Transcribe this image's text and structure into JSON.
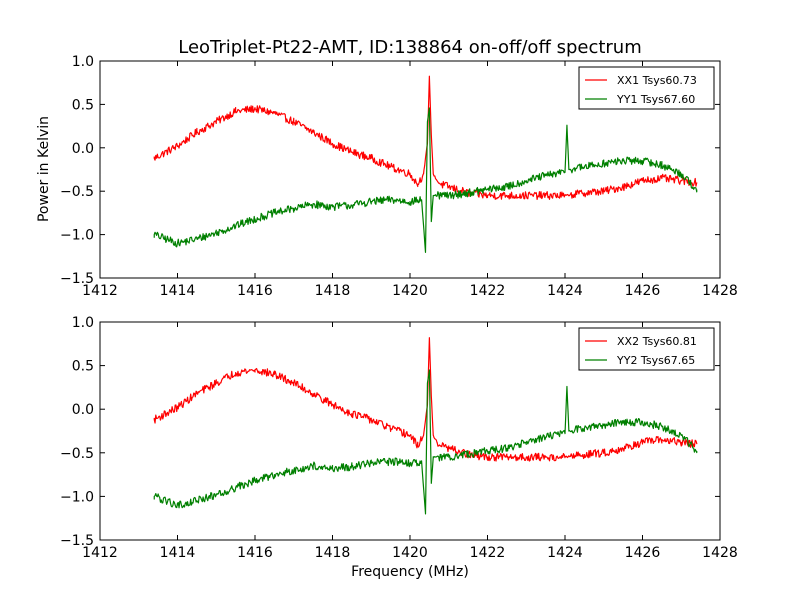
{
  "figure": {
    "title": "LeoTriplet-Pt22-AMT, ID:138864 on-off/off spectrum",
    "ylabel": "Power in Kelvin",
    "xlabel": "Frequency (MHz)"
  },
  "chart_data": [
    {
      "type": "line",
      "xlim": [
        1412,
        1428
      ],
      "ylim": [
        -1.5,
        1.0
      ],
      "xticks": [
        1412,
        1414,
        1416,
        1418,
        1420,
        1422,
        1424,
        1426,
        1428
      ],
      "yticks": [
        -1.5,
        -1.0,
        -0.5,
        0.0,
        0.5,
        1.0
      ],
      "xtick_labels": [
        "1412",
        "1414",
        "1416",
        "1418",
        "1420",
        "1422",
        "1424",
        "1426",
        "1428"
      ],
      "ytick_labels": [
        "−1.5",
        "−1.0",
        "−0.5",
        "0.0",
        "0.5",
        "1.0"
      ],
      "legend_position": "top-right",
      "grid": false,
      "series": [
        {
          "name": "XX1 Tsys60.73",
          "color": "#ff0000",
          "x": [
            1413.4,
            1414.0,
            1414.5,
            1415.0,
            1415.5,
            1416.0,
            1416.5,
            1417.0,
            1417.5,
            1418.0,
            1418.5,
            1419.0,
            1419.5,
            1420.0,
            1420.2,
            1420.35,
            1420.45,
            1420.5,
            1420.55,
            1420.6,
            1420.7,
            1420.8,
            1421.0,
            1421.5,
            1422.0,
            1422.5,
            1423.0,
            1423.5,
            1424.0,
            1424.5,
            1425.0,
            1425.5,
            1426.0,
            1426.5,
            1427.0,
            1427.4
          ],
          "y": [
            -0.12,
            0.02,
            0.18,
            0.3,
            0.42,
            0.45,
            0.4,
            0.3,
            0.18,
            0.05,
            -0.05,
            -0.12,
            -0.22,
            -0.3,
            -0.42,
            -0.3,
            0.05,
            0.82,
            0.15,
            -0.3,
            -0.38,
            -0.42,
            -0.45,
            -0.52,
            -0.55,
            -0.55,
            -0.55,
            -0.55,
            -0.55,
            -0.52,
            -0.5,
            -0.45,
            -0.38,
            -0.35,
            -0.38,
            -0.4
          ]
        },
        {
          "name": "YY1 Tsys67.60",
          "color": "#008000",
          "x": [
            1413.4,
            1414.0,
            1414.5,
            1415.0,
            1415.5,
            1416.0,
            1416.5,
            1417.0,
            1417.5,
            1418.0,
            1418.5,
            1419.0,
            1419.5,
            1420.0,
            1420.3,
            1420.4,
            1420.45,
            1420.5,
            1420.55,
            1420.6,
            1420.8,
            1421.0,
            1421.5,
            1422.0,
            1422.5,
            1423.0,
            1423.5,
            1424.0,
            1424.05,
            1424.1,
            1424.5,
            1425.0,
            1425.5,
            1426.0,
            1426.5,
            1427.0,
            1427.4
          ],
          "y": [
            -1.0,
            -1.1,
            -1.05,
            -0.98,
            -0.9,
            -0.82,
            -0.75,
            -0.7,
            -0.65,
            -0.68,
            -0.66,
            -0.62,
            -0.6,
            -0.62,
            -0.6,
            -1.2,
            0.3,
            0.45,
            -0.85,
            -0.55,
            -0.55,
            -0.55,
            -0.52,
            -0.48,
            -0.45,
            -0.38,
            -0.32,
            -0.28,
            0.26,
            -0.25,
            -0.22,
            -0.18,
            -0.15,
            -0.15,
            -0.2,
            -0.3,
            -0.48
          ]
        }
      ]
    },
    {
      "type": "line",
      "xlim": [
        1412,
        1428
      ],
      "ylim": [
        -1.5,
        1.0
      ],
      "xticks": [
        1412,
        1414,
        1416,
        1418,
        1420,
        1422,
        1424,
        1426,
        1428
      ],
      "yticks": [
        -1.5,
        -1.0,
        -0.5,
        0.0,
        0.5,
        1.0
      ],
      "xtick_labels": [
        "1412",
        "1414",
        "1416",
        "1418",
        "1420",
        "1422",
        "1424",
        "1426",
        "1428"
      ],
      "ytick_labels": [
        "−1.5",
        "−1.0",
        "−0.5",
        "0.0",
        "0.5",
        "1.0"
      ],
      "legend_position": "top-right",
      "grid": false,
      "series": [
        {
          "name": "XX2 Tsys60.81",
          "color": "#ff0000",
          "x": [
            1413.4,
            1414.0,
            1414.5,
            1415.0,
            1415.5,
            1416.0,
            1416.5,
            1417.0,
            1417.5,
            1418.0,
            1418.5,
            1419.0,
            1419.5,
            1420.0,
            1420.2,
            1420.35,
            1420.45,
            1420.5,
            1420.55,
            1420.6,
            1420.7,
            1420.8,
            1421.0,
            1421.5,
            1422.0,
            1422.5,
            1423.0,
            1423.5,
            1424.0,
            1424.5,
            1425.0,
            1425.5,
            1426.0,
            1426.5,
            1427.0,
            1427.4
          ],
          "y": [
            -0.12,
            0.02,
            0.18,
            0.3,
            0.42,
            0.45,
            0.4,
            0.3,
            0.18,
            0.05,
            -0.05,
            -0.12,
            -0.22,
            -0.3,
            -0.42,
            -0.3,
            0.05,
            0.82,
            0.15,
            -0.3,
            -0.38,
            -0.42,
            -0.45,
            -0.52,
            -0.55,
            -0.55,
            -0.55,
            -0.55,
            -0.55,
            -0.52,
            -0.5,
            -0.45,
            -0.38,
            -0.35,
            -0.38,
            -0.4
          ]
        },
        {
          "name": "YY2 Tsys67.65",
          "color": "#008000",
          "x": [
            1413.4,
            1414.0,
            1414.5,
            1415.0,
            1415.5,
            1416.0,
            1416.5,
            1417.0,
            1417.5,
            1418.0,
            1418.5,
            1419.0,
            1419.5,
            1420.0,
            1420.3,
            1420.4,
            1420.45,
            1420.5,
            1420.55,
            1420.6,
            1420.8,
            1421.0,
            1421.5,
            1422.0,
            1422.5,
            1423.0,
            1423.5,
            1424.0,
            1424.05,
            1424.1,
            1424.5,
            1425.0,
            1425.5,
            1426.0,
            1426.5,
            1427.0,
            1427.4
          ],
          "y": [
            -1.0,
            -1.1,
            -1.05,
            -0.98,
            -0.9,
            -0.82,
            -0.75,
            -0.7,
            -0.65,
            -0.68,
            -0.66,
            -0.62,
            -0.6,
            -0.62,
            -0.6,
            -1.2,
            0.3,
            0.45,
            -0.85,
            -0.55,
            -0.55,
            -0.55,
            -0.52,
            -0.48,
            -0.45,
            -0.38,
            -0.32,
            -0.28,
            0.26,
            -0.25,
            -0.22,
            -0.18,
            -0.15,
            -0.15,
            -0.2,
            -0.3,
            -0.48
          ]
        }
      ]
    }
  ]
}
☆ ☆ ☆ ☆ ☆
#### [WHAT YOU HAVE TO DO]
Produce an exact copy of each line of data, skipping embedded images.

#### [FULL SOLUTION]
Transcribe this image's text and structure into JSON.
{
  "figure": {
    "title": "LeoTriplet-Pt22-AMT, ID:138864 on-off/off spectrum",
    "ylabel": "Power in Kelvin",
    "xlabel": "Frequency (MHz)"
  },
  "chart_data": [
    {
      "type": "line",
      "xlim": [
        1412,
        1428
      ],
      "ylim": [
        -1.5,
        1.0
      ],
      "xticks": [
        1412,
        1414,
        1416,
        1418,
        1420,
        1422,
        1424,
        1426,
        1428
      ],
      "yticks": [
        -1.5,
        -1.0,
        -0.5,
        0.0,
        0.5,
        1.0
      ],
      "xtick_labels": [
        "1412",
        "1414",
        "1416",
        "1418",
        "1420",
        "1422",
        "1424",
        "1426",
        "1428"
      ],
      "ytick_labels": [
        "−1.5",
        "−1.0",
        "−0.5",
        "0.0",
        "0.5",
        "1.0"
      ],
      "legend_position": "top-right",
      "grid": false,
      "series": [
        {
          "name": "XX1 Tsys60.73",
          "color": "#ff0000",
          "x": [
            1413.4,
            1414.0,
            1414.5,
            1415.0,
            1415.5,
            1416.0,
            1416.5,
            1417.0,
            1417.5,
            1418.0,
            1418.5,
            1419.0,
            1419.5,
            1420.0,
            1420.2,
            1420.35,
            1420.45,
            1420.5,
            1420.55,
            1420.6,
            1420.7,
            1420.8,
            1421.0,
            1421.5,
            1422.0,
            1422.5,
            1423.0,
            1423.5,
            1424.0,
            1424.5,
            1425.0,
            1425.5,
            1426.0,
            1426.5,
            1427.0,
            1427.4
          ],
          "y": [
            -0.12,
            0.02,
            0.18,
            0.3,
            0.42,
            0.45,
            0.4,
            0.3,
            0.18,
            0.05,
            -0.05,
            -0.12,
            -0.22,
            -0.3,
            -0.42,
            -0.3,
            0.05,
            0.82,
            0.15,
            -0.3,
            -0.38,
            -0.42,
            -0.45,
            -0.52,
            -0.55,
            -0.55,
            -0.55,
            -0.55,
            -0.55,
            -0.52,
            -0.5,
            -0.45,
            -0.38,
            -0.35,
            -0.38,
            -0.4
          ]
        },
        {
          "name": "YY1 Tsys67.60",
          "color": "#008000",
          "x": [
            1413.4,
            1414.0,
            1414.5,
            1415.0,
            1415.5,
            1416.0,
            1416.5,
            1417.0,
            1417.5,
            1418.0,
            1418.5,
            1419.0,
            1419.5,
            1420.0,
            1420.3,
            1420.4,
            1420.45,
            1420.5,
            1420.55,
            1420.6,
            1420.8,
            1421.0,
            1421.5,
            1422.0,
            1422.5,
            1423.0,
            1423.5,
            1424.0,
            1424.05,
            1424.1,
            1424.5,
            1425.0,
            1425.5,
            1426.0,
            1426.5,
            1427.0,
            1427.4
          ],
          "y": [
            -1.0,
            -1.1,
            -1.05,
            -0.98,
            -0.9,
            -0.82,
            -0.75,
            -0.7,
            -0.65,
            -0.68,
            -0.66,
            -0.62,
            -0.6,
            -0.62,
            -0.6,
            -1.2,
            0.3,
            0.45,
            -0.85,
            -0.55,
            -0.55,
            -0.55,
            -0.52,
            -0.48,
            -0.45,
            -0.38,
            -0.32,
            -0.28,
            0.26,
            -0.25,
            -0.22,
            -0.18,
            -0.15,
            -0.15,
            -0.2,
            -0.3,
            -0.48
          ]
        }
      ]
    },
    {
      "type": "line",
      "xlim": [
        1412,
        1428
      ],
      "ylim": [
        -1.5,
        1.0
      ],
      "xticks": [
        1412,
        1414,
        1416,
        1418,
        1420,
        1422,
        1424,
        1426,
        1428
      ],
      "yticks": [
        -1.5,
        -1.0,
        -0.5,
        0.0,
        0.5,
        1.0
      ],
      "xtick_labels": [
        "1412",
        "1414",
        "1416",
        "1418",
        "1420",
        "1422",
        "1424",
        "1426",
        "1428"
      ],
      "ytick_labels": [
        "−1.5",
        "−1.0",
        "−0.5",
        "0.0",
        "0.5",
        "1.0"
      ],
      "legend_position": "top-right",
      "grid": false,
      "series": [
        {
          "name": "XX2 Tsys60.81",
          "color": "#ff0000",
          "x": [
            1413.4,
            1414.0,
            1414.5,
            1415.0,
            1415.5,
            1416.0,
            1416.5,
            1417.0,
            1417.5,
            1418.0,
            1418.5,
            1419.0,
            1419.5,
            1420.0,
            1420.2,
            1420.35,
            1420.45,
            1420.5,
            1420.55,
            1420.6,
            1420.7,
            1420.8,
            1421.0,
            1421.5,
            1422.0,
            1422.5,
            1423.0,
            1423.5,
            1424.0,
            1424.5,
            1425.0,
            1425.5,
            1426.0,
            1426.5,
            1427.0,
            1427.4
          ],
          "y": [
            -0.12,
            0.02,
            0.18,
            0.3,
            0.42,
            0.45,
            0.4,
            0.3,
            0.18,
            0.05,
            -0.05,
            -0.12,
            -0.22,
            -0.3,
            -0.42,
            -0.3,
            0.05,
            0.82,
            0.15,
            -0.3,
            -0.38,
            -0.42,
            -0.45,
            -0.52,
            -0.55,
            -0.55,
            -0.55,
            -0.55,
            -0.55,
            -0.52,
            -0.5,
            -0.45,
            -0.38,
            -0.35,
            -0.38,
            -0.4
          ]
        },
        {
          "name": "YY2 Tsys67.65",
          "color": "#008000",
          "x": [
            1413.4,
            1414.0,
            1414.5,
            1415.0,
            1415.5,
            1416.0,
            1416.5,
            1417.0,
            1417.5,
            1418.0,
            1418.5,
            1419.0,
            1419.5,
            1420.0,
            1420.3,
            1420.4,
            1420.45,
            1420.5,
            1420.55,
            1420.6,
            1420.8,
            1421.0,
            1421.5,
            1422.0,
            1422.5,
            1423.0,
            1423.5,
            1424.0,
            1424.05,
            1424.1,
            1424.5,
            1425.0,
            1425.5,
            1426.0,
            1426.5,
            1427.0,
            1427.4
          ],
          "y": [
            -1.0,
            -1.1,
            -1.05,
            -0.98,
            -0.9,
            -0.82,
            -0.75,
            -0.7,
            -0.65,
            -0.68,
            -0.66,
            -0.62,
            -0.6,
            -0.62,
            -0.6,
            -1.2,
            0.3,
            0.45,
            -0.85,
            -0.55,
            -0.55,
            -0.55,
            -0.52,
            -0.48,
            -0.45,
            -0.38,
            -0.32,
            -0.28,
            0.26,
            -0.25,
            -0.22,
            -0.18,
            -0.15,
            -0.15,
            -0.2,
            -0.3,
            -0.48
          ]
        }
      ]
    }
  ]
}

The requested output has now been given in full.